> _BRIEF_: Find every line with the word "DECLARATION". Copy those lines.

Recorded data
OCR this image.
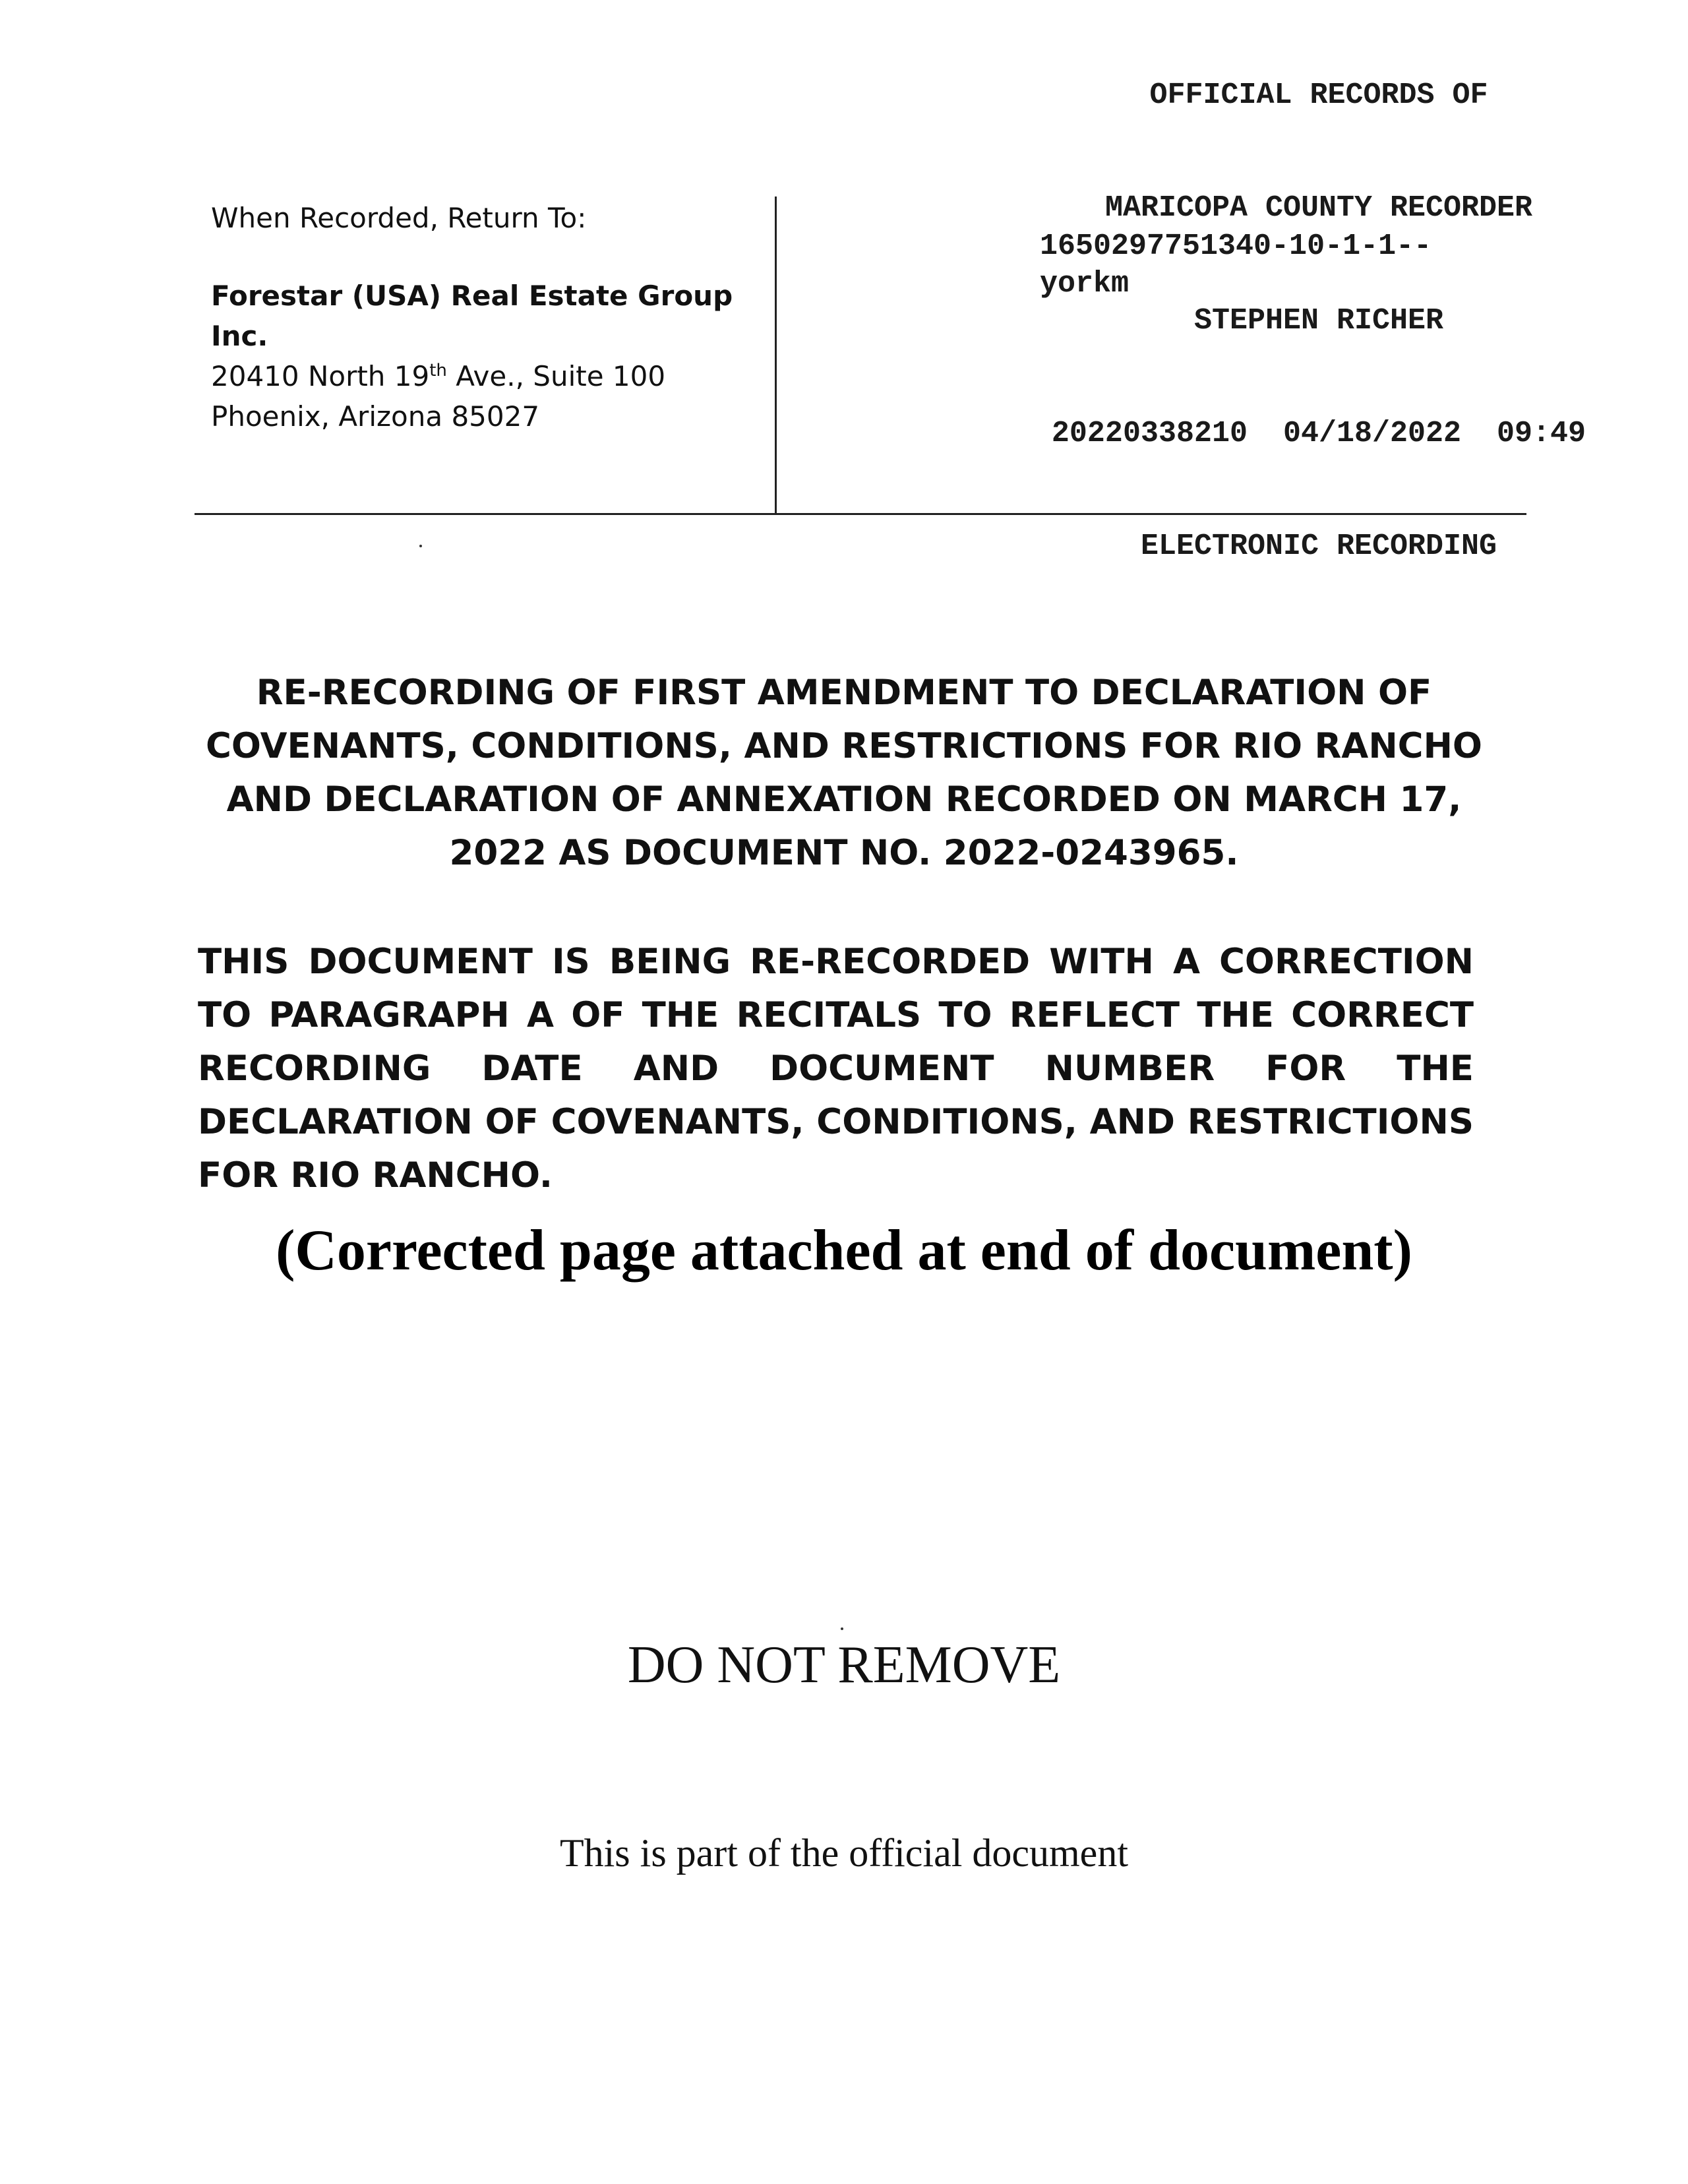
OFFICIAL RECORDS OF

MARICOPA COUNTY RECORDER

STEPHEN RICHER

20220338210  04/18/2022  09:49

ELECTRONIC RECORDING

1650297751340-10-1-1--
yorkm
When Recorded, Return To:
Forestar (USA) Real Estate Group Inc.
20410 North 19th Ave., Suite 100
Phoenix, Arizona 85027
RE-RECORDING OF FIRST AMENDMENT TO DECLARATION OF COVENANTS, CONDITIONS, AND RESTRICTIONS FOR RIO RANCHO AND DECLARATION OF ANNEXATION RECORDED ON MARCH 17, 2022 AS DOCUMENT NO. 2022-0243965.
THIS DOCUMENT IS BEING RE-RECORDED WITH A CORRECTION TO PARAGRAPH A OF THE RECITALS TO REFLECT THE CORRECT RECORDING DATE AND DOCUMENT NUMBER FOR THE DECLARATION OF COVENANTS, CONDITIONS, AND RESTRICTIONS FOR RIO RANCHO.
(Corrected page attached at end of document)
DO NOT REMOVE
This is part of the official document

--

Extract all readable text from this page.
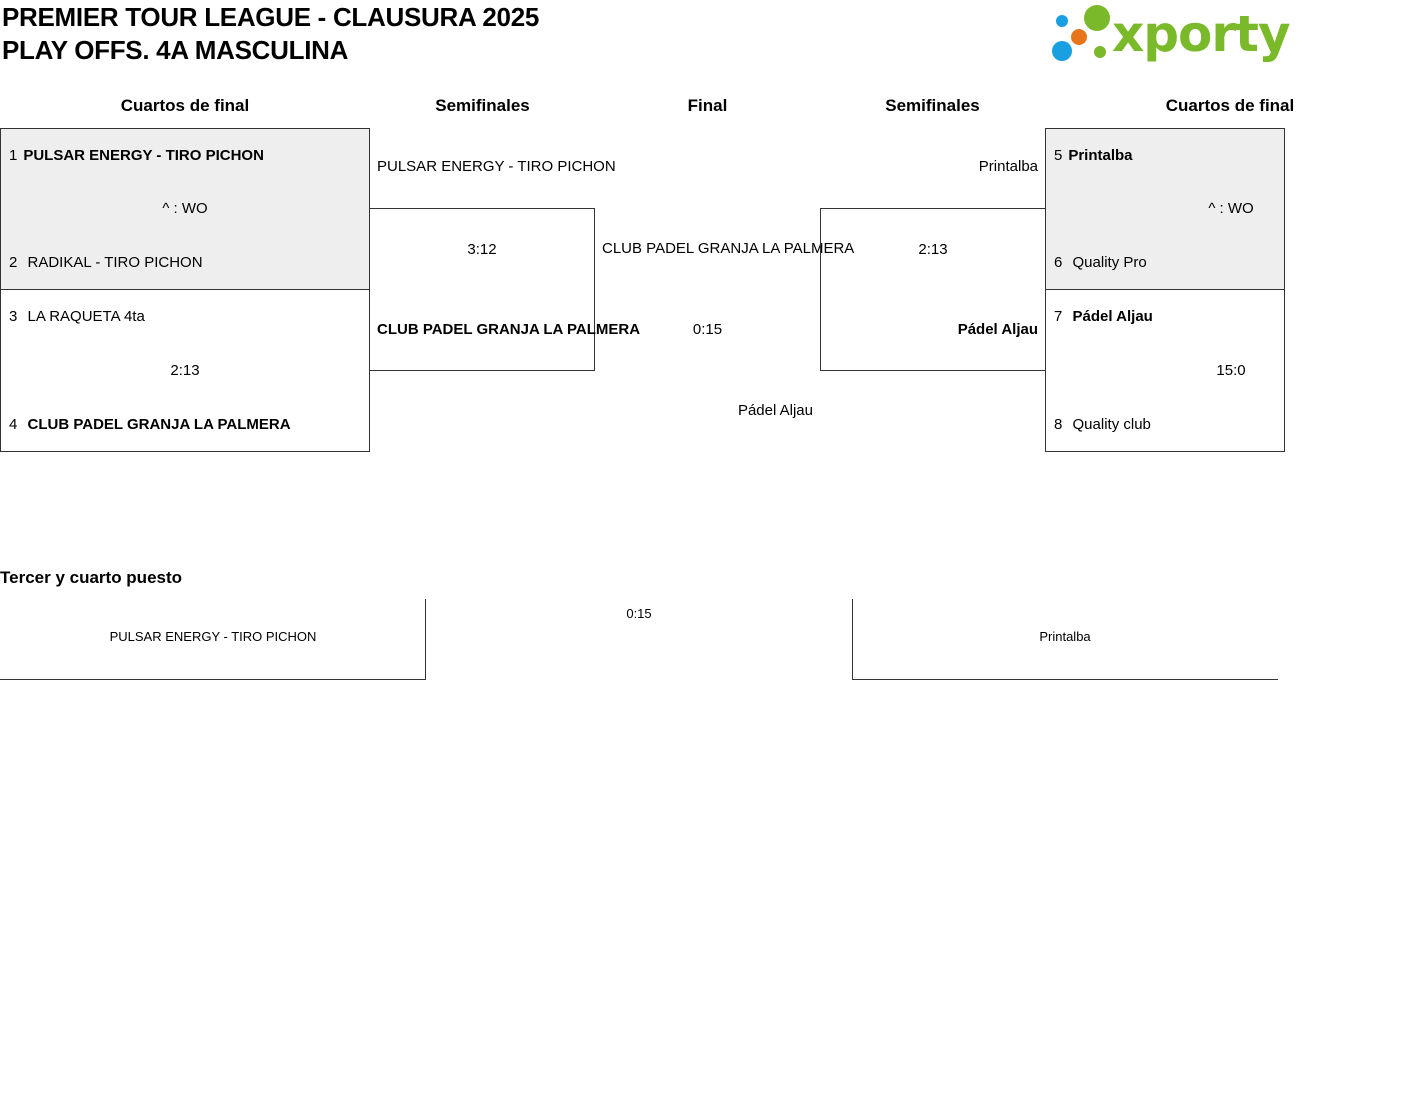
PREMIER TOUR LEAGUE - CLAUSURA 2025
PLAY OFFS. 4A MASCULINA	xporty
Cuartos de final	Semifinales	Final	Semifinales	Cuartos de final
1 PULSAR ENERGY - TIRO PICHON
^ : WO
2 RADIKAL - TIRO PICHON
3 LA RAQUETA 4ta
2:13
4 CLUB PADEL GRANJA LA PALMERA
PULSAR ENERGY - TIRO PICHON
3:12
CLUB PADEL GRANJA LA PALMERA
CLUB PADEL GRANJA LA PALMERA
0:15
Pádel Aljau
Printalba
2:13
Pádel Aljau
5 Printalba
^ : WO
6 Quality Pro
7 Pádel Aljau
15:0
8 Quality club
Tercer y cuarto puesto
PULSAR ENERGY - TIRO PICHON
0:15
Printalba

> _TASK OUTPUT_:
RE-RECORDING OF FIRST AMENDMENT TO DECLARATION OF COVENANTS, CONDITIONS, AND RESTRICTIONS FOR RIO RANCHO AND DECLARATION OF ANNEXATION RECORDED ON MARCH 17, 2022 AS DOCUMENT NO. 2022-0243965.
THIS DOCUMENT IS BEING RE-RECORDED WITH A CORRECTION TO PARAGRAPH A OF THE RECITALS TO REFLECT THE CORRECT RECORDING DATE AND DOCUMENT NUMBER FOR THE DECLARATION OF COVENANTS, CONDITIONS, AND RESTRICTIONS FOR RIO RANCHO.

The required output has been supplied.